- Written task: In the data below, find each line containing the string "Index" and return it.

- Data to use:
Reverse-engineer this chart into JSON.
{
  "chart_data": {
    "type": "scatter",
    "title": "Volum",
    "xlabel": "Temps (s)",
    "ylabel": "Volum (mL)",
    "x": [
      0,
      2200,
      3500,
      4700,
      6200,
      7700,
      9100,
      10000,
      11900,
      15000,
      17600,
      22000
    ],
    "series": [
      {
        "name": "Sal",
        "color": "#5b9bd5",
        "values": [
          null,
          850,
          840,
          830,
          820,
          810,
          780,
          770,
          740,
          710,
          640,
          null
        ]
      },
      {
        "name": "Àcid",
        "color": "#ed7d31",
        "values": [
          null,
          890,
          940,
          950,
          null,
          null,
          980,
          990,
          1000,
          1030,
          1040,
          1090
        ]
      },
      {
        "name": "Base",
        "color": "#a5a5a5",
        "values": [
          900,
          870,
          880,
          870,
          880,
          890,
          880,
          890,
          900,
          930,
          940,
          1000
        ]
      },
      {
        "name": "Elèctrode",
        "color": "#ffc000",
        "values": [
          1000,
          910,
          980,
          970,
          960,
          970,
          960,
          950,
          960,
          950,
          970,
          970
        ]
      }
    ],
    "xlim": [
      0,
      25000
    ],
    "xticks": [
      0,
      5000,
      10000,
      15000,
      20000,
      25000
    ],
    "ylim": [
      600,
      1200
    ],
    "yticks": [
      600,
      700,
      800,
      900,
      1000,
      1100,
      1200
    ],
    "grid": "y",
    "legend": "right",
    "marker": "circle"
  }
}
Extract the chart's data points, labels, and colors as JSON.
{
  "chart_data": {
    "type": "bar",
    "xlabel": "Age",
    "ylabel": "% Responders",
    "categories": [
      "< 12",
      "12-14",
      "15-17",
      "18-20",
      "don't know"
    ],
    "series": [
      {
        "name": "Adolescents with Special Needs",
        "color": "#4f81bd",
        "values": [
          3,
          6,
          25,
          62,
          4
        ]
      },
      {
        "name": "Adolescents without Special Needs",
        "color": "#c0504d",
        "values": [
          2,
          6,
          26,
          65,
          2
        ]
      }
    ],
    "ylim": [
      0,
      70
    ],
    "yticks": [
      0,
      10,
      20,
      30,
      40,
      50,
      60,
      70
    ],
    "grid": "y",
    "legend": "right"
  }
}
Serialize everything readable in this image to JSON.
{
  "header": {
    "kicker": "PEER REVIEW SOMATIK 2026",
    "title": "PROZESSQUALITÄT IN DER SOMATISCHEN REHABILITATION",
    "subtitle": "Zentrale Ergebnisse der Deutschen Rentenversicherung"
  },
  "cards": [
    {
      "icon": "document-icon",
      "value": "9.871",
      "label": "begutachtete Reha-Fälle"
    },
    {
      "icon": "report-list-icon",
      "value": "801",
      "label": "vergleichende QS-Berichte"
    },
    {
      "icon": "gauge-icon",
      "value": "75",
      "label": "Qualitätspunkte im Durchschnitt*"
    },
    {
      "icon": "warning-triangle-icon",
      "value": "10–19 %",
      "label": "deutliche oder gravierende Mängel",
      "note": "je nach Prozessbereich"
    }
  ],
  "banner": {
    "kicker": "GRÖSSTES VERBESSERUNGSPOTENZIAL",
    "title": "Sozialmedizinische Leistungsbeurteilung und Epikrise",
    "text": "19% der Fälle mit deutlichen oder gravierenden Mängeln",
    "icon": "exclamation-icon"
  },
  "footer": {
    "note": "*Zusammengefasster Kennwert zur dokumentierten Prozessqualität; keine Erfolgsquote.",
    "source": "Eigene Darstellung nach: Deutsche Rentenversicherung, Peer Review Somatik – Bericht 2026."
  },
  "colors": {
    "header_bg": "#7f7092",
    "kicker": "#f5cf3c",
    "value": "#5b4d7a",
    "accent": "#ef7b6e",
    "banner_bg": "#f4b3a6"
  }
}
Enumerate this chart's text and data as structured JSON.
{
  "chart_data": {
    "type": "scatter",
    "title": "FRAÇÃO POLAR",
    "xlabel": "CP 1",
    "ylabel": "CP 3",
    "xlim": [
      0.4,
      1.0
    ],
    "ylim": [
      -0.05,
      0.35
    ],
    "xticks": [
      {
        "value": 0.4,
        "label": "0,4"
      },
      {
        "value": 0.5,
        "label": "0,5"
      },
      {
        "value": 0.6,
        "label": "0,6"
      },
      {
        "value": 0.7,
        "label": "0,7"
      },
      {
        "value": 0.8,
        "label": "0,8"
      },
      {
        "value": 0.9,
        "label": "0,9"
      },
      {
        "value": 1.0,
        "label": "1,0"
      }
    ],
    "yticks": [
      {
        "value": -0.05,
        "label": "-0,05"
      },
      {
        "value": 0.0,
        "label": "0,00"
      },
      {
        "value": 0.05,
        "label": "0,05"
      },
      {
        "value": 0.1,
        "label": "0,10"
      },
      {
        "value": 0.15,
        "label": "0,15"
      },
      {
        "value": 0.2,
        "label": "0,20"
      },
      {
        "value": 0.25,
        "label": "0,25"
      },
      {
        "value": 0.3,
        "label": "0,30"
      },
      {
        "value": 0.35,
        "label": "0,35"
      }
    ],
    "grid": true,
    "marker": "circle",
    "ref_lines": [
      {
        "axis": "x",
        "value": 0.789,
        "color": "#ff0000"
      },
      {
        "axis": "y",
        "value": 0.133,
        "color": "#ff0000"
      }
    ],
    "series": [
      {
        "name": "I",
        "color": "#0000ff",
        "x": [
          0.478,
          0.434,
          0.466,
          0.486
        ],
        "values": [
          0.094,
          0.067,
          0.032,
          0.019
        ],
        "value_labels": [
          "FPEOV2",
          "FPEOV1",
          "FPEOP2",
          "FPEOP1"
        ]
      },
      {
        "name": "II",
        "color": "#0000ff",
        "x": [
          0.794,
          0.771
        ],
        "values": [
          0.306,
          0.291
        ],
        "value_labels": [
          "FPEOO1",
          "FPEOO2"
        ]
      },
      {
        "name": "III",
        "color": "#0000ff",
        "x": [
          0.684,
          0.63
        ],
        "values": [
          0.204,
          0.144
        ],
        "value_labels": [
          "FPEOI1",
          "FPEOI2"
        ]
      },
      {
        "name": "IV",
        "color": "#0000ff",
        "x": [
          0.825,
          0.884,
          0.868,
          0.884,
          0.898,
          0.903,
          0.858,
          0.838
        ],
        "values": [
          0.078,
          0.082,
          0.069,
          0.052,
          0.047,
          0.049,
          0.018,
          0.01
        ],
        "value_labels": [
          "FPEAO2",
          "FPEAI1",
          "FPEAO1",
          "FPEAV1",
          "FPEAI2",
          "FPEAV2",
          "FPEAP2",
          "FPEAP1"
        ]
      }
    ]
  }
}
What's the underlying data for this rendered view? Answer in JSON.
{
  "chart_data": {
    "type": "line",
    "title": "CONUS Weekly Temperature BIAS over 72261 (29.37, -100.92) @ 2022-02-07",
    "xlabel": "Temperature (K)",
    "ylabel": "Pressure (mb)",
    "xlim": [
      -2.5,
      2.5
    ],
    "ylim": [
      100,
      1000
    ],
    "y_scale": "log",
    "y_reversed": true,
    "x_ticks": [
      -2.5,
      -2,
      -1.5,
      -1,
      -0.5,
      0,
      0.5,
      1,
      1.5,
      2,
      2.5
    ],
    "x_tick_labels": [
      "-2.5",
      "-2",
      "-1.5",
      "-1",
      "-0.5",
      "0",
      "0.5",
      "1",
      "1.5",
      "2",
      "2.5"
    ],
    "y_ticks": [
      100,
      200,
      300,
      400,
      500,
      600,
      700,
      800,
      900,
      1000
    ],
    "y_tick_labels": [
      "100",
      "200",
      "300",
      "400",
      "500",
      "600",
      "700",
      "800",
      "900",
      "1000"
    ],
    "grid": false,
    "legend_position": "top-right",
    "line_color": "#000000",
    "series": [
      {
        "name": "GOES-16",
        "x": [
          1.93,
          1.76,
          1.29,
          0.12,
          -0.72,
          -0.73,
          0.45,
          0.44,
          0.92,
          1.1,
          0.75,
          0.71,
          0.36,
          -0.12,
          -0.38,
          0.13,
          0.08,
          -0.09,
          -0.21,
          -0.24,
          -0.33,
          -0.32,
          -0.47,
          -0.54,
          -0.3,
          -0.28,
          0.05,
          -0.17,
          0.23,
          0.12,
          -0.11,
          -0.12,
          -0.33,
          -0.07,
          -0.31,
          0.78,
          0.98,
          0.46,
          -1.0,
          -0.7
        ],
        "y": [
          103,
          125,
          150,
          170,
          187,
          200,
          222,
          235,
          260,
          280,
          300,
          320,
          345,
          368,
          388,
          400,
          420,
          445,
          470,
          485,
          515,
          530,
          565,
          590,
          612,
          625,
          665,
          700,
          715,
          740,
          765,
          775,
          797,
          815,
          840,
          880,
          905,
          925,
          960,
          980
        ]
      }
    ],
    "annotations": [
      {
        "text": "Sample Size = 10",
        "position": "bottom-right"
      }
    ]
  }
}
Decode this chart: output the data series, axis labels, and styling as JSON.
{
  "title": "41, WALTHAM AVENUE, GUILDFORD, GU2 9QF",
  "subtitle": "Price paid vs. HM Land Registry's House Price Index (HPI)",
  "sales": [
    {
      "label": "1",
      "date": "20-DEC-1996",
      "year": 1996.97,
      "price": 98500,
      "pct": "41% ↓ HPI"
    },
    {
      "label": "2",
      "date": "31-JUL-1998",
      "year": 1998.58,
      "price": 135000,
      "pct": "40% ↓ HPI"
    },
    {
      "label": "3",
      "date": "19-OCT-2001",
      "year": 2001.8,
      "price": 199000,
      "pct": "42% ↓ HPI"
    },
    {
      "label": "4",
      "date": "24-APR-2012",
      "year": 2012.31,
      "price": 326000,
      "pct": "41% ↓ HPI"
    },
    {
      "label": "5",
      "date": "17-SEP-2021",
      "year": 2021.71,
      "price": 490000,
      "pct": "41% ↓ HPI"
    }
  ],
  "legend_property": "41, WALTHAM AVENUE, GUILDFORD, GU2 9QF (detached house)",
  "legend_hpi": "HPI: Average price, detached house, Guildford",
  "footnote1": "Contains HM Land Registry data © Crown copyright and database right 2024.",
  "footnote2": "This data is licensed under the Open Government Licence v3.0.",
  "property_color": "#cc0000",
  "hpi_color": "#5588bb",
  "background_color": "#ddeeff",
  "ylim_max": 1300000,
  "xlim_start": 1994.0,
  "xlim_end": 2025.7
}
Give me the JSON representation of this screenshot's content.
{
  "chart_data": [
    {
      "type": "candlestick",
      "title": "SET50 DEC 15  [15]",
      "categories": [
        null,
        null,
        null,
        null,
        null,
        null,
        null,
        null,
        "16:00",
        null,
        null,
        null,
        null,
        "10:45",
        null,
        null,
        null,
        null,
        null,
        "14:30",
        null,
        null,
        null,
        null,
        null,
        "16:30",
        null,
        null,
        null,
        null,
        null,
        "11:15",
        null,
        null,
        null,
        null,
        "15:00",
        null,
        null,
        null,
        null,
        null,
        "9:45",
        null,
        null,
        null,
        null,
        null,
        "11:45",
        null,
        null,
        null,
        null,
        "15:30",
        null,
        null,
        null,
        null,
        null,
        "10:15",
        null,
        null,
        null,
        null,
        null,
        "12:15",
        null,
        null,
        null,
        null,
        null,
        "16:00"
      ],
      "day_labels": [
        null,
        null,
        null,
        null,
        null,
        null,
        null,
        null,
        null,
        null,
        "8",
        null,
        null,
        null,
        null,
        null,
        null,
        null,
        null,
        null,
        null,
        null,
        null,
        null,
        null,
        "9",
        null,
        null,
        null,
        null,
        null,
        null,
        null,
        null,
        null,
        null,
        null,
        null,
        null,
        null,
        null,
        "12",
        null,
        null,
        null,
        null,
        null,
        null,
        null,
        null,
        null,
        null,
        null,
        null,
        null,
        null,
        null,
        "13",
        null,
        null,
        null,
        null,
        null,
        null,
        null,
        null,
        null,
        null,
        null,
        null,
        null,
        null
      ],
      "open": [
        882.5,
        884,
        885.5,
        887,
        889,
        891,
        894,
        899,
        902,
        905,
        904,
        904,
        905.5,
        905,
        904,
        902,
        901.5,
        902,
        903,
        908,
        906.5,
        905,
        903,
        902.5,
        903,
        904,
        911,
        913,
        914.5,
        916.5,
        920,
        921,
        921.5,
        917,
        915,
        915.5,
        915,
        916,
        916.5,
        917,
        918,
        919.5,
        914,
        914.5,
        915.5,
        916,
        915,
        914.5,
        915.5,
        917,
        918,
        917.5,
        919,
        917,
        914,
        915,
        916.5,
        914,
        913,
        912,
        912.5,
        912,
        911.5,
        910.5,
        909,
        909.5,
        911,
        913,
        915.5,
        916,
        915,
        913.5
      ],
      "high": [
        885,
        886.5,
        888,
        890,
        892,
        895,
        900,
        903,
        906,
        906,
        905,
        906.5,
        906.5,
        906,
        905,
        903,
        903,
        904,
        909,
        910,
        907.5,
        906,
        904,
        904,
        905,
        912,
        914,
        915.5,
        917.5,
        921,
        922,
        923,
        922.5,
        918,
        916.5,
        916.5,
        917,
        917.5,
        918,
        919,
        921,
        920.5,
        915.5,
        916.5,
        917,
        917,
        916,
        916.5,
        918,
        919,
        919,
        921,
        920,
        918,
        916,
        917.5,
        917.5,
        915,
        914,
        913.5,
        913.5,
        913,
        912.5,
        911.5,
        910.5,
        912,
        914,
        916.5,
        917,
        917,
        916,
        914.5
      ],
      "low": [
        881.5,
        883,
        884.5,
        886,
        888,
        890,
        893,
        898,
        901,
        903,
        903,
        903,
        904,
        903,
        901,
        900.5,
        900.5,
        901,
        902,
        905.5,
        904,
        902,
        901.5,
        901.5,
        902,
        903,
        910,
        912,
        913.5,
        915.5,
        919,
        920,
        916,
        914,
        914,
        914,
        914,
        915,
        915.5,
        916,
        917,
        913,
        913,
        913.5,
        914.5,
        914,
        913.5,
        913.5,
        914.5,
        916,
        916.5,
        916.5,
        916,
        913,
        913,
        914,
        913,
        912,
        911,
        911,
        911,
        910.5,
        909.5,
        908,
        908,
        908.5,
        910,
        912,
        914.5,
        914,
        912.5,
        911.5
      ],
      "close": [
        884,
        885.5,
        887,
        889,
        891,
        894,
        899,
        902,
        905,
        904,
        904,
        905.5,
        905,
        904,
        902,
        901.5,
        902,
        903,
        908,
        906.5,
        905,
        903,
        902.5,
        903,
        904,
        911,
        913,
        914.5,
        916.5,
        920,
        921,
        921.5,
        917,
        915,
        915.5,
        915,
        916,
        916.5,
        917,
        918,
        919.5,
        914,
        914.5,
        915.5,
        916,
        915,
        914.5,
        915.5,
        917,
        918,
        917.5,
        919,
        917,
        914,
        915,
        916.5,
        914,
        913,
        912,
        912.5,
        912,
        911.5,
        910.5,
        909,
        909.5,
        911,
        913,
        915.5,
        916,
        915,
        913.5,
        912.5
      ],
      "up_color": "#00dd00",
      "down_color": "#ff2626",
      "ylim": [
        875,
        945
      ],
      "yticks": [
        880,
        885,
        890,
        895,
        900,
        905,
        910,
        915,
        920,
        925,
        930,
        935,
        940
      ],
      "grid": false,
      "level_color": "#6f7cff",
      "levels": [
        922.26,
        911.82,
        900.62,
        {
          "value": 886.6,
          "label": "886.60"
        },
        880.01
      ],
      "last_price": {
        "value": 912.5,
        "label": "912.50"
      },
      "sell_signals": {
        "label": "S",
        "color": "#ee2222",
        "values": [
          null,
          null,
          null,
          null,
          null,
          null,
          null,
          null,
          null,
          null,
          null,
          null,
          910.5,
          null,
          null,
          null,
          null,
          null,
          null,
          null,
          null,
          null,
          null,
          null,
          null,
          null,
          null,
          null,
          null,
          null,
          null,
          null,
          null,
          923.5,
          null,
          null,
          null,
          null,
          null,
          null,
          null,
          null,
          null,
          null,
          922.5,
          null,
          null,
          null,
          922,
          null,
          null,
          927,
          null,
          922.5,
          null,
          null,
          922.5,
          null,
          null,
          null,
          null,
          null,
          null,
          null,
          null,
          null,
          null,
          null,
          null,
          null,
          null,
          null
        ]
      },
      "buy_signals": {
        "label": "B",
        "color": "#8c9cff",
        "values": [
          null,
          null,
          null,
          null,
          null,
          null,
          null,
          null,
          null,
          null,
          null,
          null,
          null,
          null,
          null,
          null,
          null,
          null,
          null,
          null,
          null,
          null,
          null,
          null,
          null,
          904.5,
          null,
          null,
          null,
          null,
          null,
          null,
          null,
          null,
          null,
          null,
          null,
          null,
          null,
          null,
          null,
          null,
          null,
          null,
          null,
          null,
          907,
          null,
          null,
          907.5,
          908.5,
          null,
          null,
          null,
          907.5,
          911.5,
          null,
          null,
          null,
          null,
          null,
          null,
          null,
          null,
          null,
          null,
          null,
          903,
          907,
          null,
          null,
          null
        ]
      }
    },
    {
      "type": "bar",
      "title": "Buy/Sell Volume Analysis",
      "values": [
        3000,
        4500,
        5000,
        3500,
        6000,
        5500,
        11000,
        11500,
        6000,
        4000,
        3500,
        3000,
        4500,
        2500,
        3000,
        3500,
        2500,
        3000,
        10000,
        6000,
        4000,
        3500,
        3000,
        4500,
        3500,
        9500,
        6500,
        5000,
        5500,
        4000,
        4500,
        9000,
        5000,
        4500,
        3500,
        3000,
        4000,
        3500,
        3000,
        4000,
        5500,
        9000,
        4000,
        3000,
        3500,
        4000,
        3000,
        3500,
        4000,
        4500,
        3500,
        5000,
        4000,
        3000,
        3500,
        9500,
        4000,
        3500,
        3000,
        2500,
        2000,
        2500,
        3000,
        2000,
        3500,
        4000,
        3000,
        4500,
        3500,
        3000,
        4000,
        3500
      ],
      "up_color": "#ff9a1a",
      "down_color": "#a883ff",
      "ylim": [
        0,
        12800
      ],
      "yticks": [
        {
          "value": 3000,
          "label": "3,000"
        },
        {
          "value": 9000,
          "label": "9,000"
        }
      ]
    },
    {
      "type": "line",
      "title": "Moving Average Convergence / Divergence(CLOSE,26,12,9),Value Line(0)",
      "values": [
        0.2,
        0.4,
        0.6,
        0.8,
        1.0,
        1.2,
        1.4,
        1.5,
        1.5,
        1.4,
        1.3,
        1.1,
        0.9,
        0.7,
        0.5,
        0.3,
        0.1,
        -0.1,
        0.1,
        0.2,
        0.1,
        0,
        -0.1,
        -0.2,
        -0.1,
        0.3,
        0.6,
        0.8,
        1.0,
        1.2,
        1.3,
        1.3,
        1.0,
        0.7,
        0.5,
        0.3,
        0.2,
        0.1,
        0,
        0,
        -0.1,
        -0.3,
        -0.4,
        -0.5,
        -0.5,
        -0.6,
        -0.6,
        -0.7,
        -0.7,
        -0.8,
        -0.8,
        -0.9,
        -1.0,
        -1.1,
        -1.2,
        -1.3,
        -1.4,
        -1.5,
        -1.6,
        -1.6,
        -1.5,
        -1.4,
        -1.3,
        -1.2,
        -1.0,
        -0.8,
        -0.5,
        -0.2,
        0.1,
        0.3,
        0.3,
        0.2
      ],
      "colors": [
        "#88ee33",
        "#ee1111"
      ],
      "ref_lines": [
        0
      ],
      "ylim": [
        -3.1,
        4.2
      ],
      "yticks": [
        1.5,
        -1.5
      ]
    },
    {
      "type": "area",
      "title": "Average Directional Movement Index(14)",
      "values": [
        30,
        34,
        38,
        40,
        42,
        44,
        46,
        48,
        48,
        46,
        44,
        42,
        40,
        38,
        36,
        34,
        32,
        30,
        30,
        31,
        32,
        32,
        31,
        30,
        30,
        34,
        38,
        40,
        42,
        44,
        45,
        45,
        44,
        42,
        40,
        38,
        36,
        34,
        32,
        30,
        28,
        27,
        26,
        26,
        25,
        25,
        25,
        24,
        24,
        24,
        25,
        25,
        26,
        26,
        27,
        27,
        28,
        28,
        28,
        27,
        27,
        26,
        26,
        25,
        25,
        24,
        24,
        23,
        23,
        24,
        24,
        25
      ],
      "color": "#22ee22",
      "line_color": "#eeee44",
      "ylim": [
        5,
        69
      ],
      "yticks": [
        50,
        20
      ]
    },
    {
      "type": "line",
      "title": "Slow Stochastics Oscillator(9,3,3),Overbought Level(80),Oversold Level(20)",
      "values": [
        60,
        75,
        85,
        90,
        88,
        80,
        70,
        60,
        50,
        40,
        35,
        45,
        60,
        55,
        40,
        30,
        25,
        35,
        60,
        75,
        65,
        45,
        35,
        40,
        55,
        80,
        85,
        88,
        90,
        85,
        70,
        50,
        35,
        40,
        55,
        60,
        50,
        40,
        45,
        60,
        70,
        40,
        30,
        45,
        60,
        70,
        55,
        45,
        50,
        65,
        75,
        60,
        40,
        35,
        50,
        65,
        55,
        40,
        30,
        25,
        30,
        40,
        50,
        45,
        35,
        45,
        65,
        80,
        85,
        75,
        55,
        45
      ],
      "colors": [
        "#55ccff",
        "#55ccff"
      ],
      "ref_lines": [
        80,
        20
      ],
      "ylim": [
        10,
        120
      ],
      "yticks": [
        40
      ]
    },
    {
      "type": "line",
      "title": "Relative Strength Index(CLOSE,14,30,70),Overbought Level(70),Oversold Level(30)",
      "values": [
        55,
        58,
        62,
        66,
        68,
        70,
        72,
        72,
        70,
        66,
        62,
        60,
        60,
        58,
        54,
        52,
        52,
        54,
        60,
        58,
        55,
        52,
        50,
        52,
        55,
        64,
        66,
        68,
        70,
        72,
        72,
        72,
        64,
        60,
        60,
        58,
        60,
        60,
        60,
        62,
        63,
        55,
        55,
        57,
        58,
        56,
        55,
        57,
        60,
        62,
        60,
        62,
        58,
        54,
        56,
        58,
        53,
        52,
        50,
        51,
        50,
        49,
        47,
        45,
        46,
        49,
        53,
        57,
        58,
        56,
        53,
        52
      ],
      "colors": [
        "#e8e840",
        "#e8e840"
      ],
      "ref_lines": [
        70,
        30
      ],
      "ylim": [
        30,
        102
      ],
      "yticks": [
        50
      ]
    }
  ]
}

- Output of the task:
  "subtitle": "Price paid vs. HM Land Registry's House Price Index (HPI)",
      "title": "Average Directional Movement Index(14)",
      "title": "Relative Strength Index(CLOSE,14,30,70),Overbought Level(70),Oversold Level(30)",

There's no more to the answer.